++++ Material shown ++++

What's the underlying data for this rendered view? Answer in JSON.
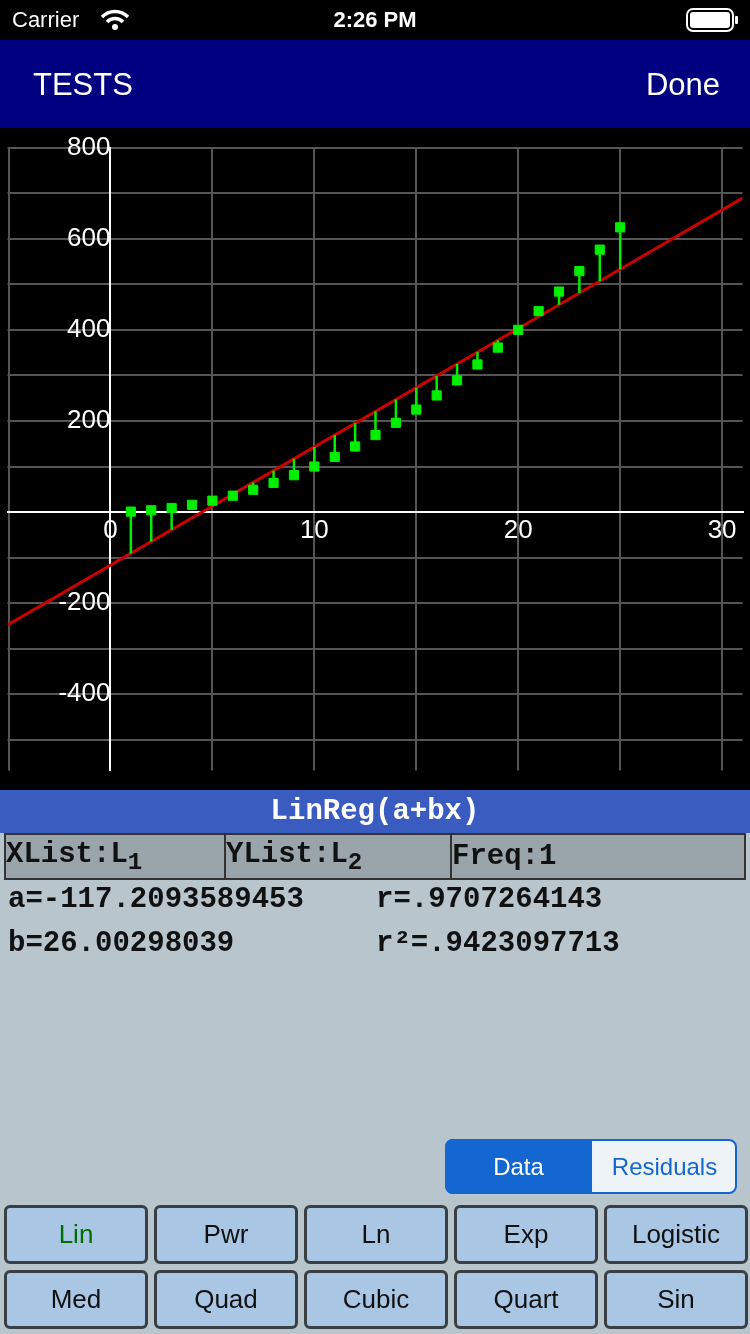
{
  "chart_data": {
    "type": "scatter",
    "x": [
      1,
      2,
      3,
      4,
      5,
      6,
      7,
      8,
      9,
      10,
      11,
      12,
      13,
      14,
      15,
      16,
      17,
      18,
      19,
      20,
      21,
      22,
      23,
      24,
      25
    ],
    "series": [
      {
        "type": "scatter",
        "color": "#00ee00",
        "marker": "square",
        "values": [
          1,
          4,
          9,
          16,
          25,
          36,
          49,
          64,
          81,
          100,
          121,
          144,
          169,
          196,
          225,
          256,
          289,
          324,
          361,
          400,
          441,
          484,
          529,
          576,
          625
        ],
        "errors": [
          [
            -91,
            1
          ],
          [
            -65,
            4
          ],
          [
            -39,
            9
          ],
          null,
          [
            13,
            25
          ],
          null,
          [
            49,
            65
          ],
          [
            64,
            91
          ],
          [
            81,
            117
          ],
          [
            100,
            143
          ],
          [
            121,
            169
          ],
          [
            144,
            195
          ],
          [
            169,
            221
          ],
          [
            196,
            247
          ],
          [
            225,
            273
          ],
          [
            256,
            299
          ],
          [
            289,
            325
          ],
          [
            324,
            351
          ],
          [
            361,
            377
          ],
          null,
          null,
          [
            455,
            484
          ],
          [
            481,
            529
          ],
          [
            507,
            576
          ],
          [
            533,
            625
          ]
        ]
      },
      {
        "type": "line",
        "color": "#cc0000",
        "marker": "none",
        "x": [
          -5.05,
          31
        ],
        "values": [
          -248,
          689
        ]
      }
    ],
    "xlim": [
      -5.05,
      31
    ],
    "ylim": [
      -567,
      800
    ],
    "xticks": [
      {
        "value": -5,
        "label": null
      },
      0,
      {
        "value": 5,
        "label": null
      },
      10,
      {
        "value": 15,
        "label": null
      },
      20,
      {
        "value": 25,
        "label": null
      },
      30
    ],
    "yticks": [
      {
        "value": -500,
        "label": null
      },
      -400,
      {
        "value": -300,
        "label": null
      },
      -200,
      {
        "value": -100,
        "label": null
      },
      {
        "value": 0,
        "label": null
      },
      {
        "value": 100,
        "label": null
      },
      200,
      {
        "value": 300,
        "label": null
      },
      400,
      {
        "value": 500,
        "label": null
      },
      600,
      {
        "value": 700,
        "label": null
      },
      800
    ],
    "grid": true,
    "legend": false,
    "annotations": [
      "Carrier",
      "2:26 PM",
      "TESTS",
      "Done",
      "LinReg(a+bx)",
      "XList:L$_{1}$",
      "YList:L$_{2}$",
      "Freq:1",
      "a=-117.2093589453",
      "r=.9707264143",
      "b=26.00298039",
      "r²=.9423097713",
      "Data",
      "Residuals",
      "Lin",
      "Pwr",
      "Ln",
      "Exp",
      "Logistic",
      "Med",
      "Quad",
      "Cubic",
      "Quart",
      "Sin"
    ]
  }
}
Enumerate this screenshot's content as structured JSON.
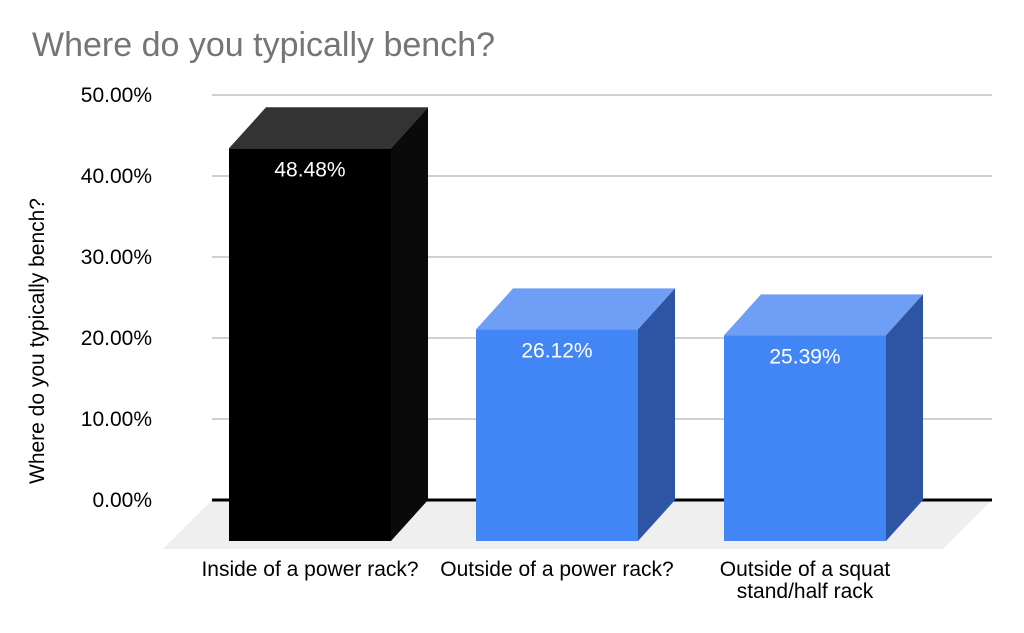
{
  "chart_data": {
    "type": "bar",
    "projection": "3d",
    "title": "Where do you typically bench?",
    "ylabel": "Where do you typically bench?",
    "xlabel": "",
    "categories": [
      "Inside of a power rack?",
      "Outside of a power rack?",
      "Outside of a squat stand/half rack"
    ],
    "category_lines": [
      [
        "Inside of a power rack?"
      ],
      [
        "Outside of a power rack?"
      ],
      [
        "Outside of a squat",
        "stand/half rack"
      ]
    ],
    "values": [
      48.48,
      26.12,
      25.39
    ],
    "value_labels": [
      "48.48%",
      "26.12%",
      "25.39%"
    ],
    "ylim": [
      0,
      50
    ],
    "yticks": [
      0,
      10,
      20,
      30,
      40,
      50
    ],
    "ytick_labels": [
      "0.00%",
      "10.00%",
      "20.00%",
      "30.00%",
      "40.00%",
      "50.00%"
    ],
    "grid": true,
    "legend": "none",
    "colors": {
      "background": "#ffffff",
      "title": "#757575",
      "axis_text": "#000000",
      "value_label": "#ffffff",
      "gridline": "#d0d0d0",
      "baseline": "#000000",
      "floor": "#efefef",
      "bars": [
        {
          "front": "#000000",
          "top": "#333333",
          "side": "#0a0a0a"
        },
        {
          "front": "#4285f4",
          "top": "#6f9ef5",
          "side": "#2e55a4"
        },
        {
          "front": "#4285f4",
          "top": "#6f9ef5",
          "side": "#2e55a4"
        }
      ]
    }
  }
}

++++

Required work — Report only how many lines in the entries contain "rack".

Response below — 6